Please write out the complete listing that follows, exactly as it reads.

Structured figure records:
******

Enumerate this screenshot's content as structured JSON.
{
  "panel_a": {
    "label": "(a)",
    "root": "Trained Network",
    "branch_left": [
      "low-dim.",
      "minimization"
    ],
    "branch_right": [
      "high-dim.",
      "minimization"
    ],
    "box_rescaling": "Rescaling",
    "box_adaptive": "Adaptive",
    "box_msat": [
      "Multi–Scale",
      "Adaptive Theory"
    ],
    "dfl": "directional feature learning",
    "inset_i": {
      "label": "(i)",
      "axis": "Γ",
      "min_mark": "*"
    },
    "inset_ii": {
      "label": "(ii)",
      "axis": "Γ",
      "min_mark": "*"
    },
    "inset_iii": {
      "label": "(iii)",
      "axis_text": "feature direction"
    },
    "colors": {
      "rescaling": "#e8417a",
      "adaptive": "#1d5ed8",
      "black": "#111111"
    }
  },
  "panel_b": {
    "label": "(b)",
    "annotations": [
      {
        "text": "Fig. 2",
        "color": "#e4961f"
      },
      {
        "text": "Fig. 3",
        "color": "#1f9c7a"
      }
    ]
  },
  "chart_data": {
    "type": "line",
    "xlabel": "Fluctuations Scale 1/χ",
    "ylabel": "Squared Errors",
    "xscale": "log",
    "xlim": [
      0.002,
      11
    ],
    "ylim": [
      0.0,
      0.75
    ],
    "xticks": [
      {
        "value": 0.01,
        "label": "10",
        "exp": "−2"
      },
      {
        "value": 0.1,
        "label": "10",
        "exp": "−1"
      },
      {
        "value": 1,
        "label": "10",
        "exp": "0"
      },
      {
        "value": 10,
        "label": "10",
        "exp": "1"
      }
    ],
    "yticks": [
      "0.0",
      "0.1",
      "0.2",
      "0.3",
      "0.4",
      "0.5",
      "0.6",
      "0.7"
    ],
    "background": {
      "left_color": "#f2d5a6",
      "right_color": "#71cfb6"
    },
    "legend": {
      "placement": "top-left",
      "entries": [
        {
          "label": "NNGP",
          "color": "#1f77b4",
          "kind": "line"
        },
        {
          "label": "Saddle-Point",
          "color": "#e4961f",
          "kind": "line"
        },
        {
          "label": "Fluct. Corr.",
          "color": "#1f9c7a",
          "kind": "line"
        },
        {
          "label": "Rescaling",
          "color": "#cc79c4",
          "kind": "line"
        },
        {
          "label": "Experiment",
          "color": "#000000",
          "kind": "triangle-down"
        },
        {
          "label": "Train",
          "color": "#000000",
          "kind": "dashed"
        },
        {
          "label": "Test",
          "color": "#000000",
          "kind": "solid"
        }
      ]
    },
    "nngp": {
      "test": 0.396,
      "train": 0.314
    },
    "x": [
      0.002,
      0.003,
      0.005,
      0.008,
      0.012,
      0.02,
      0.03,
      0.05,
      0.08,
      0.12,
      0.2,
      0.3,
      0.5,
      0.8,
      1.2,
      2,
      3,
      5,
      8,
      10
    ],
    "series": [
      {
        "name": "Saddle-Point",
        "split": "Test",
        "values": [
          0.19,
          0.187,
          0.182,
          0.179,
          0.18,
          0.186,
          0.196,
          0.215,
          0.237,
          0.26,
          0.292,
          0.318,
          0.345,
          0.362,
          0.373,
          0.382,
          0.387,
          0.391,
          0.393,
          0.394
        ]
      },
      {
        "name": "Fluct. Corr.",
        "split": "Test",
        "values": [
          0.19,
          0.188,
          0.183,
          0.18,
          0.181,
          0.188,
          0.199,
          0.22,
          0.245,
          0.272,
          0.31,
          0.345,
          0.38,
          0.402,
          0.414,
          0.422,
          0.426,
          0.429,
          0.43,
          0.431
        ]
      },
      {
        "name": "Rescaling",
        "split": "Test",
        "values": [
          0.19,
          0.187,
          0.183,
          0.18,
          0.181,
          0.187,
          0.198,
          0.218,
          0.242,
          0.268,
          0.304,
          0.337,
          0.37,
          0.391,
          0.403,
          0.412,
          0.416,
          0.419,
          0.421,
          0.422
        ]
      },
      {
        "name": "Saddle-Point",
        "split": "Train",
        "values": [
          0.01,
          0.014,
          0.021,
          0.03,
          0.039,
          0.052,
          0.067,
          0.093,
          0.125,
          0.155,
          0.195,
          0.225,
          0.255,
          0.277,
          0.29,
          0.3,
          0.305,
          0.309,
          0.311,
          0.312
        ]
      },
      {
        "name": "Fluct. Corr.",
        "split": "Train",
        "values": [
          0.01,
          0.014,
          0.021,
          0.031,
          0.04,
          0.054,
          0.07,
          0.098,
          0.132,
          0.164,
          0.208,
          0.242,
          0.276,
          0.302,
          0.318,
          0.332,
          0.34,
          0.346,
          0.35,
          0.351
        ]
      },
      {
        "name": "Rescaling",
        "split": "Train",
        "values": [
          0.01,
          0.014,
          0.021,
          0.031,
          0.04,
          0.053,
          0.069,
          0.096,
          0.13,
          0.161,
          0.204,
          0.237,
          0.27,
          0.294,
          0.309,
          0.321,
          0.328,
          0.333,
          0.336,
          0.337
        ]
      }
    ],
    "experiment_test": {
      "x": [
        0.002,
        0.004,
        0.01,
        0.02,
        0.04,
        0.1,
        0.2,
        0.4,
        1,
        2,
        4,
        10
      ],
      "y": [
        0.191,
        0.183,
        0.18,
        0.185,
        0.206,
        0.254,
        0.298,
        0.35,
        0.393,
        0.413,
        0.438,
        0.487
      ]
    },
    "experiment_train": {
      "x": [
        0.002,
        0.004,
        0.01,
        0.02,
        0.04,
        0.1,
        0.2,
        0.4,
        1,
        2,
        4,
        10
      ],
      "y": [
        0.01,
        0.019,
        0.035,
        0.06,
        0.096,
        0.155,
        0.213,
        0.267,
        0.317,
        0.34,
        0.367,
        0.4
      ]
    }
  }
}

******

RESPONSE TO THIS TASK:
Enumerate this screenshot's content as structured JSON.
{
  "panel_a": {
    "label": "(a)",
    "root": "Trained Network",
    "branch_left": [
      "low-dim.",
      "minimization"
    ],
    "branch_right": [
      "high-dim.",
      "minimization"
    ],
    "box_rescaling": "Rescaling",
    "box_adaptive": "Adaptive",
    "box_msat": [
      "Multi–Scale",
      "Adaptive Theory"
    ],
    "dfl": "directional feature learning",
    "inset_i": {
      "label": "(i)",
      "axis": "Γ",
      "min_mark": "*"
    },
    "inset_ii": {
      "label": "(ii)",
      "axis": "Γ",
      "min_mark": "*"
    },
    "inset_iii": {
      "label": "(iii)",
      "axis_text": "feature direction"
    },
    "colors": {
      "rescaling": "#e8417a",
      "adaptive": "#1d5ed8",
      "black": "#111111"
    }
  },
  "panel_b": {
    "label": "(b)",
    "annotations": [
      {
        "text": "Fig. 2",
        "color": "#e4961f"
      },
      {
        "text": "Fig. 3",
        "color": "#1f9c7a"
      }
    ]
  },
  "chart_data": {
    "type": "line",
    "xlabel": "Fluctuations Scale 1/χ",
    "ylabel": "Squared Errors",
    "xscale": "log",
    "xlim": [
      0.002,
      11
    ],
    "ylim": [
      0.0,
      0.75
    ],
    "xticks": [
      {
        "value": 0.01,
        "label": "10",
        "exp": "−2"
      },
      {
        "value": 0.1,
        "label": "10",
        "exp": "−1"
      },
      {
        "value": 1,
        "label": "10",
        "exp": "0"
      },
      {
        "value": 10,
        "label": "10",
        "exp": "1"
      }
    ],
    "yticks": [
      "0.0",
      "0.1",
      "0.2",
      "0.3",
      "0.4",
      "0.5",
      "0.6",
      "0.7"
    ],
    "background": {
      "left_color": "#f2d5a6",
      "right_color": "#71cfb6"
    },
    "legend": {
      "placement": "top-left",
      "entries": [
        {
          "label": "NNGP",
          "color": "#1f77b4",
          "kind": "line"
        },
        {
          "label": "Saddle-Point",
          "color": "#e4961f",
          "kind": "line"
        },
        {
          "label": "Fluct. Corr.",
          "color": "#1f9c7a",
          "kind": "line"
        },
        {
          "label": "Rescaling",
          "color": "#cc79c4",
          "kind": "line"
        },
        {
          "label": "Experiment",
          "color": "#000000",
          "kind": "triangle-down"
        },
        {
          "label": "Train",
          "color": "#000000",
          "kind": "dashed"
        },
        {
          "label": "Test",
          "color": "#000000",
          "kind": "solid"
        }
      ]
    },
    "nngp": {
      "test": 0.396,
      "train": 0.314
    },
    "x": [
      0.002,
      0.003,
      0.005,
      0.008,
      0.012,
      0.02,
      0.03,
      0.05,
      0.08,
      0.12,
      0.2,
      0.3,
      0.5,
      0.8,
      1.2,
      2,
      3,
      5,
      8,
      10
    ],
    "series": [
      {
        "name": "Saddle-Point",
        "split": "Test",
        "values": [
          0.19,
          0.187,
          0.182,
          0.179,
          0.18,
          0.186,
          0.196,
          0.215,
          0.237,
          0.26,
          0.292,
          0.318,
          0.345,
          0.362,
          0.373,
          0.382,
          0.387,
          0.391,
          0.393,
          0.394
        ]
      },
      {
        "name": "Fluct. Corr.",
        "split": "Test",
        "values": [
          0.19,
          0.188,
          0.183,
          0.18,
          0.181,
          0.188,
          0.199,
          0.22,
          0.245,
          0.272,
          0.31,
          0.345,
          0.38,
          0.402,
          0.414,
          0.422,
          0.426,
          0.429,
          0.43,
          0.431
        ]
      },
      {
        "name": "Rescaling",
        "split": "Test",
        "values": [
          0.19,
          0.187,
          0.183,
          0.18,
          0.181,
          0.187,
          0.198,
          0.218,
          0.242,
          0.268,
          0.304,
          0.337,
          0.37,
          0.391,
          0.403,
          0.412,
          0.416,
          0.419,
          0.421,
          0.422
        ]
      },
      {
        "name": "Saddle-Point",
        "split": "Train",
        "values": [
          0.01,
          0.014,
          0.021,
          0.03,
          0.039,
          0.052,
          0.067,
          0.093,
          0.125,
          0.155,
          0.195,
          0.225,
          0.255,
          0.277,
          0.29,
          0.3,
          0.305,
          0.309,
          0.311,
          0.312
        ]
      },
      {
        "name": "Fluct. Corr.",
        "split": "Train",
        "values": [
          0.01,
          0.014,
          0.021,
          0.031,
          0.04,
          0.054,
          0.07,
          0.098,
          0.132,
          0.164,
          0.208,
          0.242,
          0.276,
          0.302,
          0.318,
          0.332,
          0.34,
          0.346,
          0.35,
          0.351
        ]
      },
      {
        "name": "Rescaling",
        "split": "Train",
        "values": [
          0.01,
          0.014,
          0.021,
          0.031,
          0.04,
          0.053,
          0.069,
          0.096,
          0.13,
          0.161,
          0.204,
          0.237,
          0.27,
          0.294,
          0.309,
          0.321,
          0.328,
          0.333,
          0.336,
          0.337
        ]
      }
    ],
    "experiment_test": {
      "x": [
        0.002,
        0.004,
        0.01,
        0.02,
        0.04,
        0.1,
        0.2,
        0.4,
        1,
        2,
        4,
        10
      ],
      "y": [
        0.191,
        0.183,
        0.18,
        0.185,
        0.206,
        0.254,
        0.298,
        0.35,
        0.393,
        0.413,
        0.438,
        0.487
      ]
    },
    "experiment_train": {
      "x": [
        0.002,
        0.004,
        0.01,
        0.02,
        0.04,
        0.1,
        0.2,
        0.4,
        1,
        2,
        4,
        10
      ],
      "y": [
        0.01,
        0.019,
        0.035,
        0.06,
        0.096,
        0.155,
        0.213,
        0.267,
        0.317,
        0.34,
        0.367,
        0.4
      ]
    }
  }
}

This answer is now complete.